§ Task objective
Go to the line that contains "Transcribe the text in this document.", then write out that line and all that follow to the end of the listing, exactly and without pictures.
** BEGIN Records supplied **
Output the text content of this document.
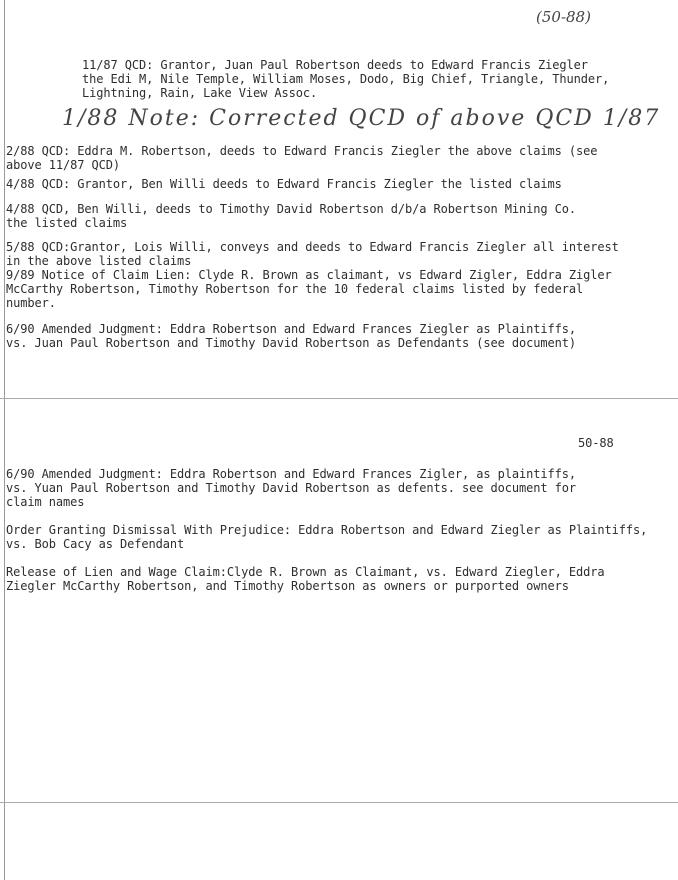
(50-88)
11/87 QCD: Grantor, Juan Paul Robertson deeds to Edward Francis Ziegler
the Edi M, Nile Temple, William Moses, Dodo, Big Chief, Triangle, Thunder,
Lightning, Rain, Lake View Assoc.
1/88 Note: Corrected QCD of above QCD 1/87
2/88 QCD: Eddra M. Robertson, deeds to Edward Francis Ziegler the above claims (see
above 11/87 QCD)
4/88 QCD: Grantor, Ben Willi deeds to Edward Francis Ziegler the listed claims
4/88 QCD, Ben Willi, deeds to Timothy David Robertson d/b/a Robertson Mining Co.
the listed claims
5/88 QCD:Grantor, Lois Willi, conveys and deeds to Edward Francis Ziegler all interest
in the above listed claims
9/89 Notice of Claim Lien: Clyde R. Brown as claimant, vs Edward Zigler, Eddra Zigler
McCarthy Robertson, Timothy Robertson for the 10 federal claims listed by federal
number.
6/90 Amended Judgment: Eddra Robertson and Edward Frances Ziegler as Plaintiffs,
vs. Juan Paul Robertson and Timothy David Robertson as Defendants (see document)
50-88
6/90 Amended Judgment: Eddra Robertson and Edward Frances Zigler, as plaintiffs,
vs. Yuan Paul Robertson and Timothy David Robertson as defents. see document for
claim names
Order Granting Dismissal With Prejudice: Eddra Robertson and Edward Ziegler as Plaintiffs,
vs. Bob Cacy as Defendant
Release of Lien and Wage Claim:Clyde R. Brown as Claimant, vs. Edward Ziegler, Eddra
Ziegler McCarthy Robertson, and Timothy Robertson as owners or purported owners
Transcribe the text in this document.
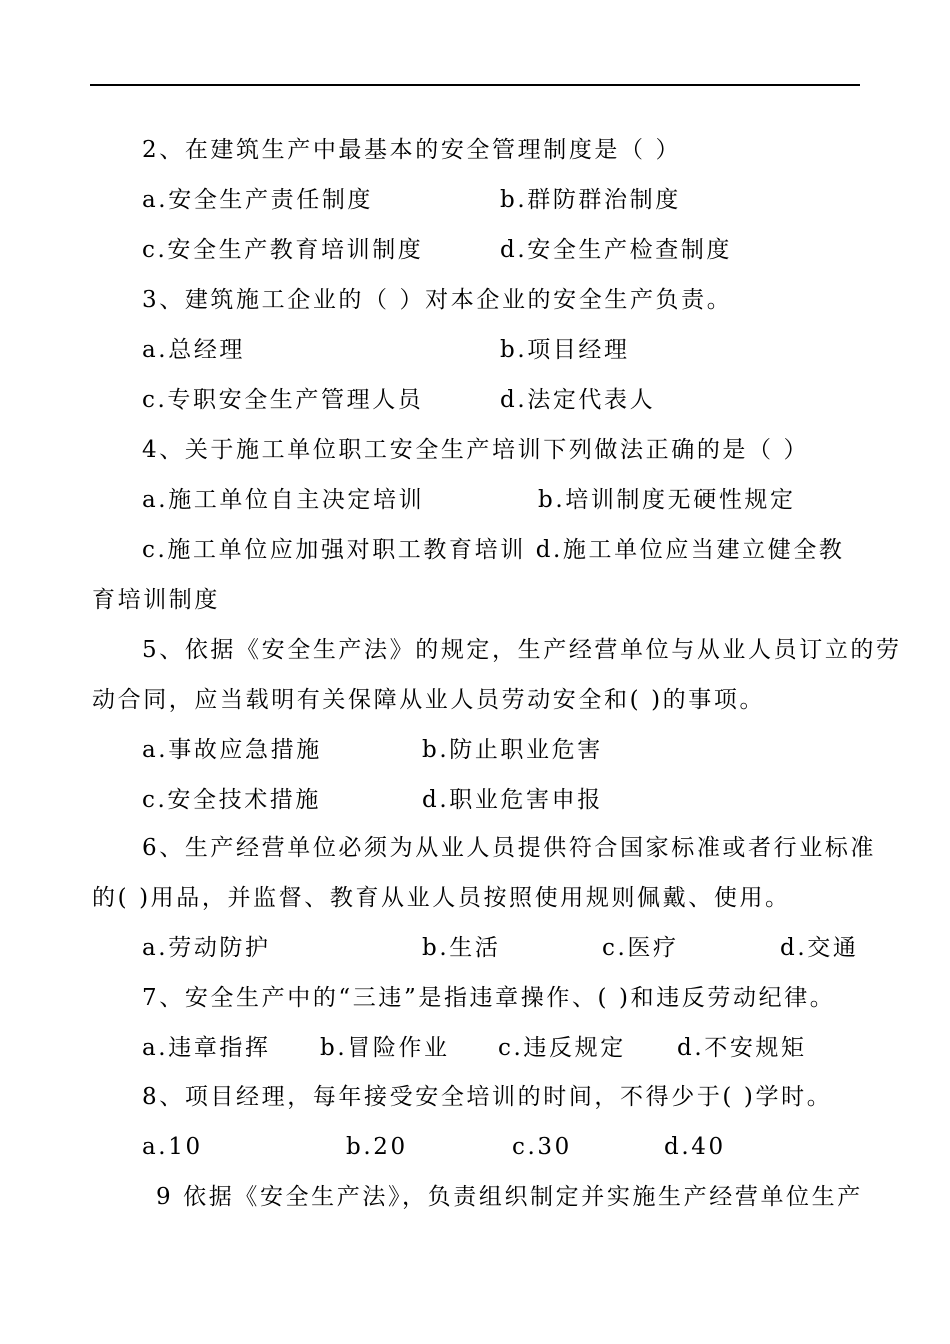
2、在建筑生产中最基本的安全管理制度是（ ）
a.安全生产责任制度	b.群防群治制度
c.安全生产教育培训制度	d.安全生产检查制度
3、建筑施工企业的（ ）对本企业的安全生产负责。
a.总经理	b.项目经理
c.专职安全生产管理人员	d.法定代表人
4、关于施工单位职工安全生产培训下列做法正确的是（ ）
a.施工单位自主决定培训	b.培训制度无硬性规定
c.施工单位应加强对职工教育培训 d.施工单位应当建立健全教
育培训制度
5、依据《安全生产法》的规定，生产经营单位与从业人员订立的劳
动合同，应当载明有关保障从业人员劳动安全和( )的事项。
a.事故应急措施	b.防止职业危害
c.安全技术措施	d.职业危害申报
6、生产经营单位必须为从业人员提供符合国家标准或者行业标准
的( )用品，并监督、教育从业人员按照使用规则佩戴、使用。
a.劳动防护	b.生活	c.医疗	d.交通
7、安全生产中的“三违”是指违章操作、( )和违反劳动纪律。
a.违章指挥 b.冒险作业 c.违反规定 d.不安规矩
8、项目经理，每年接受安全培训的时间，不得少于( )学时。
a.10	b.20	c.30	d.40
9 依据《安全生产法》，负责组织制定并实施生产经营单位生产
** END Records supplied **
§ Full answer
Transcribe the text in this document.
2、在建筑生产中最基本的安全管理制度是（ ）
a.安全生产责任制度	b.群防群治制度
c.安全生产教育培训制度	d.安全生产检查制度
3、建筑施工企业的（ ）对本企业的安全生产负责。
a.总经理	b.项目经理
c.专职安全生产管理人员	d.法定代表人
4、关于施工单位职工安全生产培训下列做法正确的是（ ）
a.施工单位自主决定培训	b.培训制度无硬性规定
c.施工单位应加强对职工教育培训 d.施工单位应当建立健全教
育培训制度
5、依据《安全生产法》的规定，生产经营单位与从业人员订立的劳
动合同，应当载明有关保障从业人员劳动安全和( )的事项。
a.事故应急措施	b.防止职业危害
c.安全技术措施	d.职业危害申报
6、生产经营单位必须为从业人员提供符合国家标准或者行业标准
的( )用品，并监督、教育从业人员按照使用规则佩戴、使用。
a.劳动防护	b.生活	c.医疗	d.交通
7、安全生产中的“三违”是指违章操作、( )和违反劳动纪律。
a.违章指挥 b.冒险作业 c.违反规定 d.不安规矩
8、项目经理，每年接受安全培训的时间，不得少于( )学时。
a.10	b.20	c.30	d.40
9 依据《安全生产法》，负责组织制定并实施生产经营单位生产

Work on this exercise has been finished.